* WHAT IS NEEDED
Quote the data below in full, minus the images.

########################################

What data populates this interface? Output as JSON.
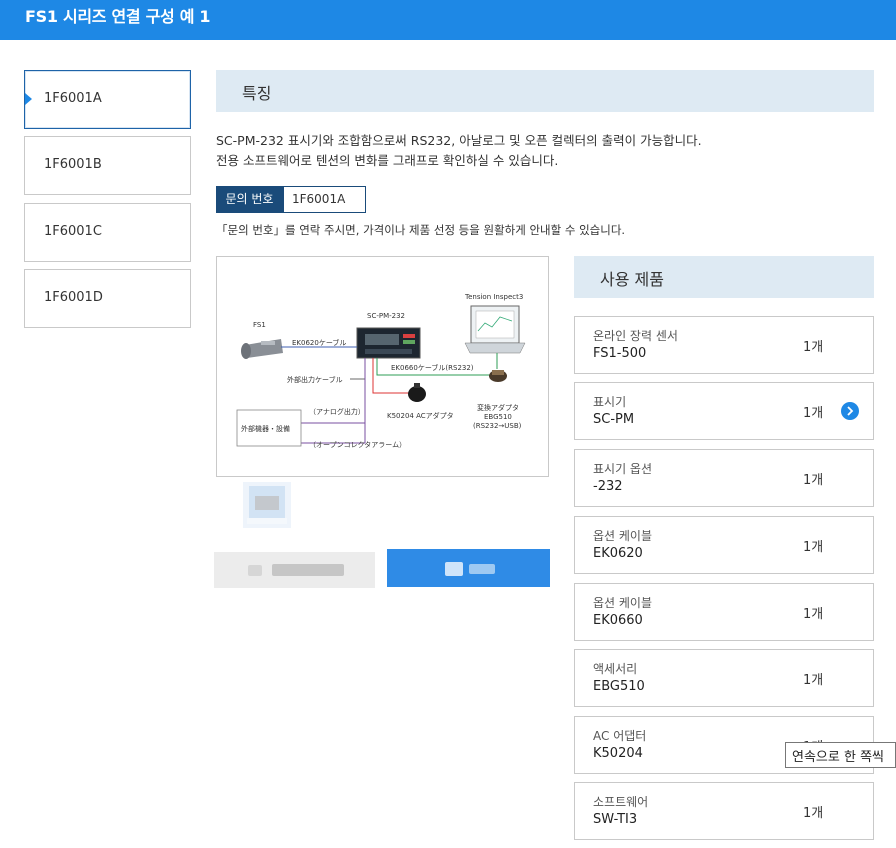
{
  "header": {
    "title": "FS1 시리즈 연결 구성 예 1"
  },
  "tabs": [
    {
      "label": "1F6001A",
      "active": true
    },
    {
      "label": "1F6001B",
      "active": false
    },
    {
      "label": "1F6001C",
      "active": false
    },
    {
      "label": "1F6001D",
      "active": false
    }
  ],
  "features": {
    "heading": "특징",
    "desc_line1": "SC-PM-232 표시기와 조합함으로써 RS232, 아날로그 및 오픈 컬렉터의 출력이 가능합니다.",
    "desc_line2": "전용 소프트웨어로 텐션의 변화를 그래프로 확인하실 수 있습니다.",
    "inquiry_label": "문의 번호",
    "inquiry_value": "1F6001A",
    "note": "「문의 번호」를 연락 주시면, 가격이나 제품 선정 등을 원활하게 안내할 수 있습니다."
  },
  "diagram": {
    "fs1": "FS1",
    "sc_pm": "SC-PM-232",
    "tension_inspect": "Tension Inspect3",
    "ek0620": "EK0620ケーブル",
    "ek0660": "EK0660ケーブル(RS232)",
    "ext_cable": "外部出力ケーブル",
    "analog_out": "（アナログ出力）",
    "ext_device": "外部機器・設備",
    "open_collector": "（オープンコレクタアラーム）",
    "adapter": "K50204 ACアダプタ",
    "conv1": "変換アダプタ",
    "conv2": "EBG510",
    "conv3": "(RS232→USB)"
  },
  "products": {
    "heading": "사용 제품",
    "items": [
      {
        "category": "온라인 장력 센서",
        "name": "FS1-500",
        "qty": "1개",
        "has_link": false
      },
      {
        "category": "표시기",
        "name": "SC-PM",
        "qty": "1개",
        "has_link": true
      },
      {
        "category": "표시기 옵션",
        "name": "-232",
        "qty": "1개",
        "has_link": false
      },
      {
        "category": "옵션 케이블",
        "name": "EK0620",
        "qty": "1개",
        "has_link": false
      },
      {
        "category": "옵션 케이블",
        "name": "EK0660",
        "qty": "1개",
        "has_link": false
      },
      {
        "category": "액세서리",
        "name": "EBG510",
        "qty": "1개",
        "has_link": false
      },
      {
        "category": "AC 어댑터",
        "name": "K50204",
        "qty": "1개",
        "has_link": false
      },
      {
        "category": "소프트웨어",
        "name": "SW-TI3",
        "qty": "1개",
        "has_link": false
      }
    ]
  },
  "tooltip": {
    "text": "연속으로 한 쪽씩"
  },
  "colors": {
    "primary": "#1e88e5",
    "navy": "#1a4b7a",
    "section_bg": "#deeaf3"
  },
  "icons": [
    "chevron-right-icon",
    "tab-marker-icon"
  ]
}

########################################

* SOLVED PROBLEM
What data populates this interface? Output as JSON.
{
  "header": {
    "title": "FS1 시리즈 연결 구성 예 1"
  },
  "tabs": [
    {
      "label": "1F6001A",
      "active": true
    },
    {
      "label": "1F6001B",
      "active": false
    },
    {
      "label": "1F6001C",
      "active": false
    },
    {
      "label": "1F6001D",
      "active": false
    }
  ],
  "features": {
    "heading": "특징",
    "desc_line1": "SC-PM-232 표시기와 조합함으로써 RS232, 아날로그 및 오픈 컬렉터의 출력이 가능합니다.",
    "desc_line2": "전용 소프트웨어로 텐션의 변화를 그래프로 확인하실 수 있습니다.",
    "inquiry_label": "문의 번호",
    "inquiry_value": "1F6001A",
    "note": "「문의 번호」를 연락 주시면, 가격이나 제품 선정 등을 원활하게 안내할 수 있습니다."
  },
  "diagram": {
    "fs1": "FS1",
    "sc_pm": "SC-PM-232",
    "tension_inspect": "Tension Inspect3",
    "ek0620": "EK0620ケーブル",
    "ek0660": "EK0660ケーブル(RS232)",
    "ext_cable": "外部出力ケーブル",
    "analog_out": "（アナログ出力）",
    "ext_device": "外部機器・設備",
    "open_collector": "（オープンコレクタアラーム）",
    "adapter": "K50204 ACアダプタ",
    "conv1": "変換アダプタ",
    "conv2": "EBG510",
    "conv3": "(RS232→USB)"
  },
  "products": {
    "heading": "사용 제품",
    "items": [
      {
        "category": "온라인 장력 센서",
        "name": "FS1-500",
        "qty": "1개",
        "has_link": false
      },
      {
        "category": "표시기",
        "name": "SC-PM",
        "qty": "1개",
        "has_link": true
      },
      {
        "category": "표시기 옵션",
        "name": "-232",
        "qty": "1개",
        "has_link": false
      },
      {
        "category": "옵션 케이블",
        "name": "EK0620",
        "qty": "1개",
        "has_link": false
      },
      {
        "category": "옵션 케이블",
        "name": "EK0660",
        "qty": "1개",
        "has_link": false
      },
      {
        "category": "액세서리",
        "name": "EBG510",
        "qty": "1개",
        "has_link": false
      },
      {
        "category": "AC 어댑터",
        "name": "K50204",
        "qty": "1개",
        "has_link": false
      },
      {
        "category": "소프트웨어",
        "name": "SW-TI3",
        "qty": "1개",
        "has_link": false
      }
    ]
  },
  "tooltip": {
    "text": "연속으로 한 쪽씩"
  },
  "colors": {
    "primary": "#1e88e5",
    "navy": "#1a4b7a",
    "section_bg": "#deeaf3"
  },
  "icons": [
    "chevron-right-icon",
    "tab-marker-icon"
  ]
}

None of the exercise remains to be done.